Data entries
%%

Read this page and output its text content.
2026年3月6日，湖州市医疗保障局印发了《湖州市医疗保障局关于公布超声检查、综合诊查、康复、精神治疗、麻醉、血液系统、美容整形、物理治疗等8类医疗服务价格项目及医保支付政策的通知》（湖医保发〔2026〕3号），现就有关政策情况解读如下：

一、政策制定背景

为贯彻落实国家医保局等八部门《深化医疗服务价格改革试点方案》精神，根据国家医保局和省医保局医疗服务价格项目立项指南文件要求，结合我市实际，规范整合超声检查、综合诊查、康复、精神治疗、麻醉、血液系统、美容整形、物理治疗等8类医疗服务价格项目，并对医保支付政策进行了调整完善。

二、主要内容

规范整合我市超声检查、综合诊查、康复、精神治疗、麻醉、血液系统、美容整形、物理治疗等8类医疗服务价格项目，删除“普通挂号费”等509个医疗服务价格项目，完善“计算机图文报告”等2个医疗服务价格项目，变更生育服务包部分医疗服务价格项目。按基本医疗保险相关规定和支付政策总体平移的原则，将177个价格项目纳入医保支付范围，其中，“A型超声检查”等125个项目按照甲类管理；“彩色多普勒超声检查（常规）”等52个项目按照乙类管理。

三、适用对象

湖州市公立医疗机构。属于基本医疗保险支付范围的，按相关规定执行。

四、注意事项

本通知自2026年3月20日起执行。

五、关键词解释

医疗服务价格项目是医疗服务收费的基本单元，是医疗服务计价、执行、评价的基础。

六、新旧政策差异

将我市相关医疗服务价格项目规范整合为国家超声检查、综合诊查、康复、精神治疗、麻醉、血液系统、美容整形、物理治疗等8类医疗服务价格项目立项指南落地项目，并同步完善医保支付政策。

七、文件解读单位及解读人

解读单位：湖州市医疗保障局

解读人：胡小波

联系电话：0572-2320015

%%

Exactly reproduce all of the entries.

◆ COMPLETED TASK:
Read this page and output its text content.
2026年3月6日，湖州市医疗保障局印发了《湖州市医疗保障局关于公布超声检查、综合诊查、康复、精神治疗、麻醉、血液系统、美容整形、物理治疗等8类医疗服务价格项目及医保支付政策的通知》（湖医保发〔2026〕3号），现就有关政策情况解读如下：

一、政策制定背景

为贯彻落实国家医保局等八部门《深化医疗服务价格改革试点方案》精神，根据国家医保局和省医保局医疗服务价格项目立项指南文件要求，结合我市实际，规范整合超声检查、综合诊查、康复、精神治疗、麻醉、血液系统、美容整形、物理治疗等8类医疗服务价格项目，并对医保支付政策进行了调整完善。

二、主要内容

规范整合我市超声检查、综合诊查、康复、精神治疗、麻醉、血液系统、美容整形、物理治疗等8类医疗服务价格项目，删除“普通挂号费”等509个医疗服务价格项目，完善“计算机图文报告”等2个医疗服务价格项目，变更生育服务包部分医疗服务价格项目。按基本医疗保险相关规定和支付政策总体平移的原则，将177个价格项目纳入医保支付范围，其中，“A型超声检查”等125个项目按照甲类管理；“彩色多普勒超声检查（常规）”等52个项目按照乙类管理。

三、适用对象

湖州市公立医疗机构。属于基本医疗保险支付范围的，按相关规定执行。

四、注意事项

本通知自2026年3月20日起执行。

五、关键词解释

医疗服务价格项目是医疗服务收费的基本单元，是医疗服务计价、执行、评价的基础。

六、新旧政策差异

将我市相关医疗服务价格项目规范整合为国家超声检查、综合诊查、康复、精神治疗、麻醉、血液系统、美容整形、物理治疗等8类医疗服务价格项目立项指南落地项目，并同步完善医保支付政策。

七、文件解读单位及解读人

解读单位：湖州市医疗保障局

解读人：胡小波

联系电话：0572-2320015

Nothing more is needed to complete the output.